Instruction
Pick out each line of the records in which the word "plus" appears.
** start Provided records **
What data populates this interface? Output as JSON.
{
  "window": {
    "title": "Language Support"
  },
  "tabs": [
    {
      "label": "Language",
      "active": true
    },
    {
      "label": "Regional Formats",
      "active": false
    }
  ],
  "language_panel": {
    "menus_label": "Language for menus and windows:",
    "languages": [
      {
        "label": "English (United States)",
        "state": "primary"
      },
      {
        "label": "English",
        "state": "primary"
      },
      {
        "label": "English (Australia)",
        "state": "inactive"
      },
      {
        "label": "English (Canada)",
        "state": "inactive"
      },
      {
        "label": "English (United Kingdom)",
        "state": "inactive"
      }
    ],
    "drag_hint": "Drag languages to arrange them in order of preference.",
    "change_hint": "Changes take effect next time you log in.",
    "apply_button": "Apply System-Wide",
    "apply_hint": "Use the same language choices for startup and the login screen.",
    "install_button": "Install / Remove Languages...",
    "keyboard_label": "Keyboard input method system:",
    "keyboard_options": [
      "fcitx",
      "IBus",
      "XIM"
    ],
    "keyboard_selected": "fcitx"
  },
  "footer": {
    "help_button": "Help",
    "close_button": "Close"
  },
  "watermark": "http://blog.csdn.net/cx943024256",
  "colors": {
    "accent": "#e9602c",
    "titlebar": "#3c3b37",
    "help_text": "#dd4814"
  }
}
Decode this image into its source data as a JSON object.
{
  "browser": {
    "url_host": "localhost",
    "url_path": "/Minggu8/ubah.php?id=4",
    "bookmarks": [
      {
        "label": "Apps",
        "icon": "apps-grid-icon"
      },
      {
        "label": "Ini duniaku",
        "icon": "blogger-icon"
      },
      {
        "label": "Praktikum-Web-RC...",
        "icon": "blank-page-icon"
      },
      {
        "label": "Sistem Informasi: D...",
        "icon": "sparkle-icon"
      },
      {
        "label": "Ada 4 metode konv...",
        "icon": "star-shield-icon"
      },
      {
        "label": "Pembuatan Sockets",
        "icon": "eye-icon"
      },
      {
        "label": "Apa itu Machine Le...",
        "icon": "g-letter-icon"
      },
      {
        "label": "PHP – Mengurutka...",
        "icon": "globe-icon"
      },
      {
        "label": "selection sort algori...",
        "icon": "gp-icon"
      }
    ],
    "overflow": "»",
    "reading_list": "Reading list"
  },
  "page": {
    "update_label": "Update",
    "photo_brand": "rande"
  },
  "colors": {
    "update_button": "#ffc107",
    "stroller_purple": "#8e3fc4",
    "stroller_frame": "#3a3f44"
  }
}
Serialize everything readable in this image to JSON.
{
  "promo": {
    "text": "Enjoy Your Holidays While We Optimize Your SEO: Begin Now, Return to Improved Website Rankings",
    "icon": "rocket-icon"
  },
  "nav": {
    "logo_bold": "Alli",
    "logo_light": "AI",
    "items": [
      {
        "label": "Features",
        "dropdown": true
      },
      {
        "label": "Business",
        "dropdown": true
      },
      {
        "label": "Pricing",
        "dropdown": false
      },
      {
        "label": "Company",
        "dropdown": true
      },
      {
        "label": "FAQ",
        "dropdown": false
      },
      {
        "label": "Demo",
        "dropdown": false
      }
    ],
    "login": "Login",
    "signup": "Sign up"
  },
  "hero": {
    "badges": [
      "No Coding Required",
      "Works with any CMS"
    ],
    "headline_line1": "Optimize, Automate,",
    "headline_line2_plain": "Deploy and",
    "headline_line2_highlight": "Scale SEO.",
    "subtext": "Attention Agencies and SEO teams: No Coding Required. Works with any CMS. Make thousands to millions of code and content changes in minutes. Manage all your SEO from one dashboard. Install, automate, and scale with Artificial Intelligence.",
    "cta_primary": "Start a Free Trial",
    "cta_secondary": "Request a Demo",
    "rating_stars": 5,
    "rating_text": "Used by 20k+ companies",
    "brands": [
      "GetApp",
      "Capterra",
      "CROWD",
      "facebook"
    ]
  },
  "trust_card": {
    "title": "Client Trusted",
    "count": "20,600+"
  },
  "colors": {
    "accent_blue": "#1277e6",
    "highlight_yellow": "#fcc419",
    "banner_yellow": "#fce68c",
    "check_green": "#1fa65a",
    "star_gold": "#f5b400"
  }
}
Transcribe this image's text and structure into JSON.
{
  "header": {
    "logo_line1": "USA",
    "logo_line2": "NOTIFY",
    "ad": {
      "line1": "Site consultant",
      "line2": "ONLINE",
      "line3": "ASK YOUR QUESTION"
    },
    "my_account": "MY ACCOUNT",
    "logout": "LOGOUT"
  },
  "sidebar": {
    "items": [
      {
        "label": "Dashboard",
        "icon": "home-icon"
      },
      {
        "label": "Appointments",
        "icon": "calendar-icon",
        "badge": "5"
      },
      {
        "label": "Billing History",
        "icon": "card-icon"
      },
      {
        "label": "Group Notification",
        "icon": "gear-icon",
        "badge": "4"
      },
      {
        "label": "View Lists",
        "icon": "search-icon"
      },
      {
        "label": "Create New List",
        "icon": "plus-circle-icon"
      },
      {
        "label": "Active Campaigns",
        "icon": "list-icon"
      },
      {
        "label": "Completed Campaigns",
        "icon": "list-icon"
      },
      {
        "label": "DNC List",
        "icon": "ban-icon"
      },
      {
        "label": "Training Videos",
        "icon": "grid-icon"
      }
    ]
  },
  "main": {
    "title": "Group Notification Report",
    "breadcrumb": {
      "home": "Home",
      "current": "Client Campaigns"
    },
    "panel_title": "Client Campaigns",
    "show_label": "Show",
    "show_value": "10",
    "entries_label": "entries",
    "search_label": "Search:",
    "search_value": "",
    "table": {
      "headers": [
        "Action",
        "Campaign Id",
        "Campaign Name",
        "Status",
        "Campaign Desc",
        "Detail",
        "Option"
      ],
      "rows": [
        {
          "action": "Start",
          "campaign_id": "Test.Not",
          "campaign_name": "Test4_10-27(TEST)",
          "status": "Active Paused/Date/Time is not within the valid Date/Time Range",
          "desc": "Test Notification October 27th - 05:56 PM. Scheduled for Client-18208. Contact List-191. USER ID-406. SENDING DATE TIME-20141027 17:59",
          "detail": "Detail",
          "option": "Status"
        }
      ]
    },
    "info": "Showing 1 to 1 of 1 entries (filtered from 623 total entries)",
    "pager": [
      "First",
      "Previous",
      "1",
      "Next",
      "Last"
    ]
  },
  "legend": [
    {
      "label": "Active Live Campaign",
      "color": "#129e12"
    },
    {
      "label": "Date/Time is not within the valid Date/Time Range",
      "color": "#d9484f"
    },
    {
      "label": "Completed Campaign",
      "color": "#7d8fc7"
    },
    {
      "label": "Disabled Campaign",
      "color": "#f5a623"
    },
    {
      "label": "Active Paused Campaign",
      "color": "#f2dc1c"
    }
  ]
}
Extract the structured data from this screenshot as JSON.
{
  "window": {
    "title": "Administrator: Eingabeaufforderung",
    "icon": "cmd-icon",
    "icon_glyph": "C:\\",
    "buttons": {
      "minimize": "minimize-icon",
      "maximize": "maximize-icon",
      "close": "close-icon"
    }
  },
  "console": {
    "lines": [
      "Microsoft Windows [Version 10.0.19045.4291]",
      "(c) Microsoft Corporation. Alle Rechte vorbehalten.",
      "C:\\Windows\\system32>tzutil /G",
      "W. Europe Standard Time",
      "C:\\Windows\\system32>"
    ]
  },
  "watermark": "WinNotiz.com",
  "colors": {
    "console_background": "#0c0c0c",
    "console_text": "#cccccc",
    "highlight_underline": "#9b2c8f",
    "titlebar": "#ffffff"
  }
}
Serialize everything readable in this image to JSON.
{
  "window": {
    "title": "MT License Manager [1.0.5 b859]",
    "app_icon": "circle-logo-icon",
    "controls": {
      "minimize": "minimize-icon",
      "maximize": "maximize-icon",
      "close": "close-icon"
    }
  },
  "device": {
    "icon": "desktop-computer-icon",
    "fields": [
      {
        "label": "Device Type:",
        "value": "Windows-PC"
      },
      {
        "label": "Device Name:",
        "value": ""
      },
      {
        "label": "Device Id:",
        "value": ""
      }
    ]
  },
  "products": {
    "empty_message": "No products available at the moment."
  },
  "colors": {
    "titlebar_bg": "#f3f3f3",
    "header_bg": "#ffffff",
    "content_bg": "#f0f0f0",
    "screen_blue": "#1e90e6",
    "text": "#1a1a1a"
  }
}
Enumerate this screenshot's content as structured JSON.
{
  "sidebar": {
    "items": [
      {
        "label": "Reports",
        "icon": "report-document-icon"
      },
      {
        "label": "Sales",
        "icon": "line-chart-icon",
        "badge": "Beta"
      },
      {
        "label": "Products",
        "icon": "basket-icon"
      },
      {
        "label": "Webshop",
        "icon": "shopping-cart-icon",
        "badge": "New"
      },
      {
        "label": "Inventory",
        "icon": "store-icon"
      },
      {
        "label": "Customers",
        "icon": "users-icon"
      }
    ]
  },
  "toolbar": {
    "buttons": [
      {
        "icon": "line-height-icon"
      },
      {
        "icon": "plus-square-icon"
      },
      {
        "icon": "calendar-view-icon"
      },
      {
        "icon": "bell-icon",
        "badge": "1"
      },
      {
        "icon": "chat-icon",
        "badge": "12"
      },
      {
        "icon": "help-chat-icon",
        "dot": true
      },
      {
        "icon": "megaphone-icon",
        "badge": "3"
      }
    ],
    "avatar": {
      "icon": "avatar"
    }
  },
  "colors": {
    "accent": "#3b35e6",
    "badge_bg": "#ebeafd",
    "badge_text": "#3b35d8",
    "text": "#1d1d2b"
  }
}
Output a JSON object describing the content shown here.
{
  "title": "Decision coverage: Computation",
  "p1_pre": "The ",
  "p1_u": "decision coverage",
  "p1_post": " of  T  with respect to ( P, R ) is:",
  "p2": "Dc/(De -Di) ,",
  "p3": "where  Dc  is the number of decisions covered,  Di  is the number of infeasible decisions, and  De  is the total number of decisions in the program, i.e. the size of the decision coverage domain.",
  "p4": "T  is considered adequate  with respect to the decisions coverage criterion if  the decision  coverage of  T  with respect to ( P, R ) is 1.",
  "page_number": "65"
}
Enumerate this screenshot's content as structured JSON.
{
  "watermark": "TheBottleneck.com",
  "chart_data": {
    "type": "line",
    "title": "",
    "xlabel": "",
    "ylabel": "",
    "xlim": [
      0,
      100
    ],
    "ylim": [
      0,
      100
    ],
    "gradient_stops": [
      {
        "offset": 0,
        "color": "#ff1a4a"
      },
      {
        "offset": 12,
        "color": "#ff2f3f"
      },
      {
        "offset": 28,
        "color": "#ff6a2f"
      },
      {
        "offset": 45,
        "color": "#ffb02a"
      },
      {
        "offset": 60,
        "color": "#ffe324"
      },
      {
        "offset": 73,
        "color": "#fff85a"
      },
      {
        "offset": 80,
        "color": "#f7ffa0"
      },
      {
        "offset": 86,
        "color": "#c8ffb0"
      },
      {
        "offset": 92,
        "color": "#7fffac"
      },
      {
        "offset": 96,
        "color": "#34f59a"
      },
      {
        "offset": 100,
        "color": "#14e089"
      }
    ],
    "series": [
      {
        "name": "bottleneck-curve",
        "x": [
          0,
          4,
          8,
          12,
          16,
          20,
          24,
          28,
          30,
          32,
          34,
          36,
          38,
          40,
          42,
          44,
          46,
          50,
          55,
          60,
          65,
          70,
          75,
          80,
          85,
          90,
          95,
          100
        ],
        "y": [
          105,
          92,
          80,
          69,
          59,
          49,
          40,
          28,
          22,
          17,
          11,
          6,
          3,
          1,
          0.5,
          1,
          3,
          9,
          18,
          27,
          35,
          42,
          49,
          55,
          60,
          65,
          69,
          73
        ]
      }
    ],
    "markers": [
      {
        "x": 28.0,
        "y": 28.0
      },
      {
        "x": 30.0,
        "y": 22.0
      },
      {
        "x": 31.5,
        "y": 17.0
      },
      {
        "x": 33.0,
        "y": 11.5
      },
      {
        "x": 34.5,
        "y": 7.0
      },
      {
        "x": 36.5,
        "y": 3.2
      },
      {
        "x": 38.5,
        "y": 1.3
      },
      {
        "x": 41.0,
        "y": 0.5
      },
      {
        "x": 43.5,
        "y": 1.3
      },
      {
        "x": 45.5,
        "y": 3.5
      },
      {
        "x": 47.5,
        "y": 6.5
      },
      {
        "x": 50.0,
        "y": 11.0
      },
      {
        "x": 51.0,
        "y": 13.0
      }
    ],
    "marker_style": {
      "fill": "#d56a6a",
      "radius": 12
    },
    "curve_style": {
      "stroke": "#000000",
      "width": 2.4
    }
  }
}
** end Provided records **
Result of the exercise
        "icon": "plus-circle-icon"
        "icon": "plus-square-icon"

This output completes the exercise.